In this exercise, reproduce all the entries that follow exactly.

----

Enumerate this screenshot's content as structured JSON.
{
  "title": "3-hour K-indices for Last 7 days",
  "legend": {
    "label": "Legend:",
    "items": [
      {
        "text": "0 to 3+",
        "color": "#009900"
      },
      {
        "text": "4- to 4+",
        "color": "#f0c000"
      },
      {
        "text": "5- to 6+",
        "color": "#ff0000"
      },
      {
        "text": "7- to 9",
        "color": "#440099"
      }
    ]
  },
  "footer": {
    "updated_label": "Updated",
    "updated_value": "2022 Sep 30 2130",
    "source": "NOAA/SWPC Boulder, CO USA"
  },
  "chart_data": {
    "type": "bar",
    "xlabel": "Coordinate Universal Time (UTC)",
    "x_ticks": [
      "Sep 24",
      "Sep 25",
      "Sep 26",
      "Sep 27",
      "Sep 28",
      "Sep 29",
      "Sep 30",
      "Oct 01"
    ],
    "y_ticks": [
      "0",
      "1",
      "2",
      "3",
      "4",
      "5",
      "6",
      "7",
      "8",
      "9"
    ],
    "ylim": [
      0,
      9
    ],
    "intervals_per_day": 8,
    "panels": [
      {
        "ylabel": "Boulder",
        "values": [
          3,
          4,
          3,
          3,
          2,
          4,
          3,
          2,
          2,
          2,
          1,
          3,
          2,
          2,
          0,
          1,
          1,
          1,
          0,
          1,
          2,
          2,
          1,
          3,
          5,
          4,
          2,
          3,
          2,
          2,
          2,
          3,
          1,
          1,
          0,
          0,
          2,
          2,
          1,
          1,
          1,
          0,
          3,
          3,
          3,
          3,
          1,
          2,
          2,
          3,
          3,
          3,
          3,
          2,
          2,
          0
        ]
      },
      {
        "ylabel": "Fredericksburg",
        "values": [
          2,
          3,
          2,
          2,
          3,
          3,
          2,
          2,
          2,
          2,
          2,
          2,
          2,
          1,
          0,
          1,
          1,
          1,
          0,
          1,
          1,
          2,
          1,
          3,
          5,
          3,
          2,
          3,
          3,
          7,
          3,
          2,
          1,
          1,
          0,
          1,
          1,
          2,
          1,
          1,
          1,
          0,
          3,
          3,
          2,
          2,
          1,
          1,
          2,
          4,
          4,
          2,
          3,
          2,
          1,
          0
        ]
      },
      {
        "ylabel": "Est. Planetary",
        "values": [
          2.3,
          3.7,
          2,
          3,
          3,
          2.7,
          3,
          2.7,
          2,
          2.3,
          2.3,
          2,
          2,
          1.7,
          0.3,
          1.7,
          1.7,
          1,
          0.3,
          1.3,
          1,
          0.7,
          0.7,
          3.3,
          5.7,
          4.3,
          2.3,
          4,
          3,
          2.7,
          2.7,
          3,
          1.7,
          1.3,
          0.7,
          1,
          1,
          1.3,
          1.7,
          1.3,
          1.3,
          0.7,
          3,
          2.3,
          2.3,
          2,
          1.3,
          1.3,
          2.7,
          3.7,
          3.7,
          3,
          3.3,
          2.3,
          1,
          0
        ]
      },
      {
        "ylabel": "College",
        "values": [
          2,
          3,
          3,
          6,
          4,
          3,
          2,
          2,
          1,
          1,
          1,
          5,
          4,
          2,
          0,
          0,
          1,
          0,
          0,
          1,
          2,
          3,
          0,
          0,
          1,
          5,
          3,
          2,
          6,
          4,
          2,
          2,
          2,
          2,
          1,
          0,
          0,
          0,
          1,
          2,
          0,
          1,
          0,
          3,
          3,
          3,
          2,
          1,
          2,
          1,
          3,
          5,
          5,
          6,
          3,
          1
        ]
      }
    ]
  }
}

----

OUTPUT OF THE TASK ::
Enumerate this screenshot's content as structured JSON.
{
  "title": "3-hour K-indices for Last 7 days",
  "legend": {
    "label": "Legend:",
    "items": [
      {
        "text": "0 to 3+",
        "color": "#009900"
      },
      {
        "text": "4- to 4+",
        "color": "#f0c000"
      },
      {
        "text": "5- to 6+",
        "color": "#ff0000"
      },
      {
        "text": "7- to 9",
        "color": "#440099"
      }
    ]
  },
  "footer": {
    "updated_label": "Updated",
    "updated_value": "2022 Sep 30 2130",
    "source": "NOAA/SWPC Boulder, CO USA"
  },
  "chart_data": {
    "type": "bar",
    "xlabel": "Coordinate Universal Time (UTC)",
    "x_ticks": [
      "Sep 24",
      "Sep 25",
      "Sep 26",
      "Sep 27",
      "Sep 28",
      "Sep 29",
      "Sep 30",
      "Oct 01"
    ],
    "y_ticks": [
      "0",
      "1",
      "2",
      "3",
      "4",
      "5",
      "6",
      "7",
      "8",
      "9"
    ],
    "ylim": [
      0,
      9
    ],
    "intervals_per_day": 8,
    "panels": [
      {
        "ylabel": "Boulder",
        "values": [
          3,
          4,
          3,
          3,
          2,
          4,
          3,
          2,
          2,
          2,
          1,
          3,
          2,
          2,
          0,
          1,
          1,
          1,
          0,
          1,
          2,
          2,
          1,
          3,
          5,
          4,
          2,
          3,
          2,
          2,
          2,
          3,
          1,
          1,
          0,
          0,
          2,
          2,
          1,
          1,
          1,
          0,
          3,
          3,
          3,
          3,
          1,
          2,
          2,
          3,
          3,
          3,
          3,
          2,
          2,
          0
        ]
      },
      {
        "ylabel": "Fredericksburg",
        "values": [
          2,
          3,
          2,
          2,
          3,
          3,
          2,
          2,
          2,
          2,
          2,
          2,
          2,
          1,
          0,
          1,
          1,
          1,
          0,
          1,
          1,
          2,
          1,
          3,
          5,
          3,
          2,
          3,
          3,
          7,
          3,
          2,
          1,
          1,
          0,
          1,
          1,
          2,
          1,
          1,
          1,
          0,
          3,
          3,
          2,
          2,
          1,
          1,
          2,
          4,
          4,
          2,
          3,
          2,
          1,
          0
        ]
      },
      {
        "ylabel": "Est. Planetary",
        "values": [
          2.3,
          3.7,
          2,
          3,
          3,
          2.7,
          3,
          2.7,
          2,
          2.3,
          2.3,
          2,
          2,
          1.7,
          0.3,
          1.7,
          1.7,
          1,
          0.3,
          1.3,
          1,
          0.7,
          0.7,
          3.3,
          5.7,
          4.3,
          2.3,
          4,
          3,
          2.7,
          2.7,
          3,
          1.7,
          1.3,
          0.7,
          1,
          1,
          1.3,
          1.7,
          1.3,
          1.3,
          0.7,
          3,
          2.3,
          2.3,
          2,
          1.3,
          1.3,
          2.7,
          3.7,
          3.7,
          3,
          3.3,
          2.3,
          1,
          0
        ]
      },
      {
        "ylabel": "College",
        "values": [
          2,
          3,
          3,
          6,
          4,
          3,
          2,
          2,
          1,
          1,
          1,
          5,
          4,
          2,
          0,
          0,
          1,
          0,
          0,
          1,
          2,
          3,
          0,
          0,
          1,
          5,
          3,
          2,
          6,
          4,
          2,
          2,
          2,
          2,
          1,
          0,
          0,
          0,
          1,
          2,
          0,
          1,
          0,
          3,
          3,
          3,
          2,
          1,
          2,
          1,
          3,
          5,
          5,
          6,
          3,
          1
        ]
      }
    ]
  }
}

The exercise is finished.